Exercise brief: Every line of the material below should be repeated exactly.

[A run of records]
"""

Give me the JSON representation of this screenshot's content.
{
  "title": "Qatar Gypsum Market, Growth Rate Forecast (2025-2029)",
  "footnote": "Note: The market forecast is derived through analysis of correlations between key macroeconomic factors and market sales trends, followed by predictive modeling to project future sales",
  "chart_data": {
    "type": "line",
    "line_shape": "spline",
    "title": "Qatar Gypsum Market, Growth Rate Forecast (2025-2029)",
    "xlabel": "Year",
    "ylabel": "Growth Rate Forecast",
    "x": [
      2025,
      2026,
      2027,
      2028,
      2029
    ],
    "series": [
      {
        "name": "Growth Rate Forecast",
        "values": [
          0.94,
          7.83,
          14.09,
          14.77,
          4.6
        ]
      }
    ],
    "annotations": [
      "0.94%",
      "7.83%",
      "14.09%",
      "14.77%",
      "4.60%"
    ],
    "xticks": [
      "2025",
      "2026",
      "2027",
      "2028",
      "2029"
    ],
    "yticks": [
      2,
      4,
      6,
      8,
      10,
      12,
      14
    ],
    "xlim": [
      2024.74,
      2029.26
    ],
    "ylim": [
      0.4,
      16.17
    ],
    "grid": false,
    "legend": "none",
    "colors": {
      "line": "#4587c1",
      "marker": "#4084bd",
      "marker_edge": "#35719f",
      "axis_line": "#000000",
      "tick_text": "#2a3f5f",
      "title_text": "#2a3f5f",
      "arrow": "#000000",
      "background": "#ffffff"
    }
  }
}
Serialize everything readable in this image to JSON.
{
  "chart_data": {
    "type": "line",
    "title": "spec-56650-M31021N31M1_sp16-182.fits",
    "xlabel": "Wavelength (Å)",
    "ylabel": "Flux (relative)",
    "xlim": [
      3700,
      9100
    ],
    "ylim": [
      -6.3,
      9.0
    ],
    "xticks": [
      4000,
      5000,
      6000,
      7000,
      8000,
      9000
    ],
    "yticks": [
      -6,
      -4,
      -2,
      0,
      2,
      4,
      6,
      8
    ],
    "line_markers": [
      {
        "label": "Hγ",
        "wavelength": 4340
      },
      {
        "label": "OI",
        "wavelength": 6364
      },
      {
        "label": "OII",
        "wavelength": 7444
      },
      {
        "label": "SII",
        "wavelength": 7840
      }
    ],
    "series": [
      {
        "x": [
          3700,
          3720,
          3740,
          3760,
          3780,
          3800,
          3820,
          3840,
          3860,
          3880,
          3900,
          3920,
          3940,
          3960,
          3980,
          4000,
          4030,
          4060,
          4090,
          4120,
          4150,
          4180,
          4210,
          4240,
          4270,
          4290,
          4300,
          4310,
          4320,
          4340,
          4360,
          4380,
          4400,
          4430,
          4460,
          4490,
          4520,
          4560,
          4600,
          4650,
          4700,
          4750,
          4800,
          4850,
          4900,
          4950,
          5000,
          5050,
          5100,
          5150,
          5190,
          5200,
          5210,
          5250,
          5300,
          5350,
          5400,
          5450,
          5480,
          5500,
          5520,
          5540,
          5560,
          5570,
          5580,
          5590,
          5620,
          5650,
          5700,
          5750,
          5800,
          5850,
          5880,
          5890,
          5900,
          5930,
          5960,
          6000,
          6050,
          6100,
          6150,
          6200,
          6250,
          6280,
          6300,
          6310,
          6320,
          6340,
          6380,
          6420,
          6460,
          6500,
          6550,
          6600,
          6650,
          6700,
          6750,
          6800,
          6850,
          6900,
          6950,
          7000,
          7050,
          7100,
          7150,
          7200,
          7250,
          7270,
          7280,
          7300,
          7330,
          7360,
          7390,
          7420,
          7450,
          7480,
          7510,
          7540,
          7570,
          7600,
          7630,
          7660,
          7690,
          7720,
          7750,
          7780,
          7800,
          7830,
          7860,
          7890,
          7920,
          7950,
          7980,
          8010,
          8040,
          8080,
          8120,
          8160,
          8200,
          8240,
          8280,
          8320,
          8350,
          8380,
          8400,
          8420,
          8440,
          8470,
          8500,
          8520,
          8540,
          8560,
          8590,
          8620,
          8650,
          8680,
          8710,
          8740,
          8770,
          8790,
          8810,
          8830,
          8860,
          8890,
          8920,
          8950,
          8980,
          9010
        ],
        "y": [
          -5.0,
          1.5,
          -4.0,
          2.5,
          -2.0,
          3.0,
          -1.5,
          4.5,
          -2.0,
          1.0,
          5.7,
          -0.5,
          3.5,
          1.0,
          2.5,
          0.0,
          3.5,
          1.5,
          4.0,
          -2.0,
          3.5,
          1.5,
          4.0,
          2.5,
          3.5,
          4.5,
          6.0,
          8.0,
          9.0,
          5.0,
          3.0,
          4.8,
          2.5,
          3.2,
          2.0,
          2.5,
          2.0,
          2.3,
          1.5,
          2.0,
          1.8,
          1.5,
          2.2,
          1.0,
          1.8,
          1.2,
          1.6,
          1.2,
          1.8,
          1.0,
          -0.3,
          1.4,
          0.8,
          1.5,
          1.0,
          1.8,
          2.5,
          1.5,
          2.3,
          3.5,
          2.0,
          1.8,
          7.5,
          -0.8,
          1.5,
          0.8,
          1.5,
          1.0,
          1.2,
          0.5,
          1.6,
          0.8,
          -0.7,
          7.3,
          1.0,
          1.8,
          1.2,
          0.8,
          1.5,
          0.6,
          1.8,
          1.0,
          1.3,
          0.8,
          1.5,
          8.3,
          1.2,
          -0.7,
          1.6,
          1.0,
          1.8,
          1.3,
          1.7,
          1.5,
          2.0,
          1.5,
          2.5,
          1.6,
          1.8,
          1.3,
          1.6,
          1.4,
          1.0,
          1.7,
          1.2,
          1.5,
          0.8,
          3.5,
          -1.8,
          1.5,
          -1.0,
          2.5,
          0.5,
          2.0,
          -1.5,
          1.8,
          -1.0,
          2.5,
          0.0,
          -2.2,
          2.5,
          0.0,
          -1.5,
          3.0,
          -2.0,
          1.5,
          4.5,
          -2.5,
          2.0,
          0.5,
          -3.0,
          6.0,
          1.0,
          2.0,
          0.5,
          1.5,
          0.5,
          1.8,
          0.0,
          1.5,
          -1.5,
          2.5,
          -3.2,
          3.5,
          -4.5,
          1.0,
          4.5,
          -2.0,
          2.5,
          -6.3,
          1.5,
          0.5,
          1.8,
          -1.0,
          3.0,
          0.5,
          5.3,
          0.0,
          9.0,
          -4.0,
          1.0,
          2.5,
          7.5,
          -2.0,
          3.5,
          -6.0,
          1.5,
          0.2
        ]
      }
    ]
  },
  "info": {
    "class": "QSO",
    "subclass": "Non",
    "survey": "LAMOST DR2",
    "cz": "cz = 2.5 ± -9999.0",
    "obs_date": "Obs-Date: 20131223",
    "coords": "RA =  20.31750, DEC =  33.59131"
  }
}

"""

Solution to the exercise:
Give me the JSON representation of this screenshot's content.
{
  "title": "Qatar Gypsum Market, Growth Rate Forecast (2025-2029)",
  "footnote": "Note: The market forecast is derived through analysis of correlations between key macroeconomic factors and market sales trends, followed by predictive modeling to project future sales",
  "chart_data": {
    "type": "line",
    "line_shape": "spline",
    "title": "Qatar Gypsum Market, Growth Rate Forecast (2025-2029)",
    "xlabel": "Year",
    "ylabel": "Growth Rate Forecast",
    "x": [
      2025,
      2026,
      2027,
      2028,
      2029
    ],
    "series": [
      {
        "name": "Growth Rate Forecast",
        "values": [
          0.94,
          7.83,
          14.09,
          14.77,
          4.6
        ]
      }
    ],
    "annotations": [
      "0.94%",
      "7.83%",
      "14.09%",
      "14.77%",
      "4.60%"
    ],
    "xticks": [
      "2025",
      "2026",
      "2027",
      "2028",
      "2029"
    ],
    "yticks": [
      2,
      4,
      6,
      8,
      10,
      12,
      14
    ],
    "xlim": [
      2024.74,
      2029.26
    ],
    "ylim": [
      0.4,
      16.17
    ],
    "grid": false,
    "legend": "none",
    "colors": {
      "line": "#4587c1",
      "marker": "#4084bd",
      "marker_edge": "#35719f",
      "axis_line": "#000000",
      "tick_text": "#2a3f5f",
      "title_text": "#2a3f5f",
      "arrow": "#000000",
      "background": "#ffffff"
    }
  }
}
Serialize everything readable in this image to JSON.
{
  "chart_data": {
    "type": "line",
    "title": "spec-56650-M31021N31M1_sp16-182.fits",
    "xlabel": "Wavelength (Å)",
    "ylabel": "Flux (relative)",
    "xlim": [
      3700,
      9100
    ],
    "ylim": [
      -6.3,
      9.0
    ],
    "xticks": [
      4000,
      5000,
      6000,
      7000,
      8000,
      9000
    ],
    "yticks": [
      -6,
      -4,
      -2,
      0,
      2,
      4,
      6,
      8
    ],
    "line_markers": [
      {
        "label": "Hγ",
        "wavelength": 4340
      },
      {
        "label": "OI",
        "wavelength": 6364
      },
      {
        "label": "OII",
        "wavelength": 7444
      },
      {
        "label": "SII",
        "wavelength": 7840
      }
    ],
    "series": [
      {
        "x": [
          3700,
          3720,
          3740,
          3760,
          3780,
          3800,
          3820,
          3840,
          3860,
          3880,
          3900,
          3920,
          3940,
          3960,
          3980,
          4000,
          4030,
          4060,
          4090,
          4120,
          4150,
          4180,
          4210,
          4240,
          4270,
          4290,
          4300,
          4310,
          4320,
          4340,
          4360,
          4380,
          4400,
          4430,
          4460,
          4490,
          4520,
          4560,
          4600,
          4650,
          4700,
          4750,
          4800,
          4850,
          4900,
          4950,
          5000,
          5050,
          5100,
          5150,
          5190,
          5200,
          5210,
          5250,
          5300,
          5350,
          5400,
          5450,
          5480,
          5500,
          5520,
          5540,
          5560,
          5570,
          5580,
          5590,
          5620,
          5650,
          5700,
          5750,
          5800,
          5850,
          5880,
          5890,
          5900,
          5930,
          5960,
          6000,
          6050,
          6100,
          6150,
          6200,
          6250,
          6280,
          6300,
          6310,
          6320,
          6340,
          6380,
          6420,
          6460,
          6500,
          6550,
          6600,
          6650,
          6700,
          6750,
          6800,
          6850,
          6900,
          6950,
          7000,
          7050,
          7100,
          7150,
          7200,
          7250,
          7270,
          7280,
          7300,
          7330,
          7360,
          7390,
          7420,
          7450,
          7480,
          7510,
          7540,
          7570,
          7600,
          7630,
          7660,
          7690,
          7720,
          7750,
          7780,
          7800,
          7830,
          7860,
          7890,
          7920,
          7950,
          7980,
          8010,
          8040,
          8080,
          8120,
          8160,
          8200,
          8240,
          8280,
          8320,
          8350,
          8380,
          8400,
          8420,
          8440,
          8470,
          8500,
          8520,
          8540,
          8560,
          8590,
          8620,
          8650,
          8680,
          8710,
          8740,
          8770,
          8790,
          8810,
          8830,
          8860,
          8890,
          8920,
          8950,
          8980,
          9010
        ],
        "y": [
          -5.0,
          1.5,
          -4.0,
          2.5,
          -2.0,
          3.0,
          -1.5,
          4.5,
          -2.0,
          1.0,
          5.7,
          -0.5,
          3.5,
          1.0,
          2.5,
          0.0,
          3.5,
          1.5,
          4.0,
          -2.0,
          3.5,
          1.5,
          4.0,
          2.5,
          3.5,
          4.5,
          6.0,
          8.0,
          9.0,
          5.0,
          3.0,
          4.8,
          2.5,
          3.2,
          2.0,
          2.5,
          2.0,
          2.3,
          1.5,
          2.0,
          1.8,
          1.5,
          2.2,
          1.0,
          1.8,
          1.2,
          1.6,
          1.2,
          1.8,
          1.0,
          -0.3,
          1.4,
          0.8,
          1.5,
          1.0,
          1.8,
          2.5,
          1.5,
          2.3,
          3.5,
          2.0,
          1.8,
          7.5,
          -0.8,
          1.5,
          0.8,
          1.5,
          1.0,
          1.2,
          0.5,
          1.6,
          0.8,
          -0.7,
          7.3,
          1.0,
          1.8,
          1.2,
          0.8,
          1.5,
          0.6,
          1.8,
          1.0,
          1.3,
          0.8,
          1.5,
          8.3,
          1.2,
          -0.7,
          1.6,
          1.0,
          1.8,
          1.3,
          1.7,
          1.5,
          2.0,
          1.5,
          2.5,
          1.6,
          1.8,
          1.3,
          1.6,
          1.4,
          1.0,
          1.7,
          1.2,
          1.5,
          0.8,
          3.5,
          -1.8,
          1.5,
          -1.0,
          2.5,
          0.5,
          2.0,
          -1.5,
          1.8,
          -1.0,
          2.5,
          0.0,
          -2.2,
          2.5,
          0.0,
          -1.5,
          3.0,
          -2.0,
          1.5,
          4.5,
          -2.5,
          2.0,
          0.5,
          -3.0,
          6.0,
          1.0,
          2.0,
          0.5,
          1.5,
          0.5,
          1.8,
          0.0,
          1.5,
          -1.5,
          2.5,
          -3.2,
          3.5,
          -4.5,
          1.0,
          4.5,
          -2.0,
          2.5,
          -6.3,
          1.5,
          0.5,
          1.8,
          -1.0,
          3.0,
          0.5,
          5.3,
          0.0,
          9.0,
          -4.0,
          1.0,
          2.5,
          7.5,
          -2.0,
          3.5,
          -6.0,
          1.5,
          0.2
        ]
      }
    ]
  },
  "info": {
    "class": "QSO",
    "subclass": "Non",
    "survey": "LAMOST DR2",
    "cz": "cz = 2.5 ± -9999.0",
    "obs_date": "Obs-Date: 20131223",
    "coords": "RA =  20.31750, DEC =  33.59131"
  }
}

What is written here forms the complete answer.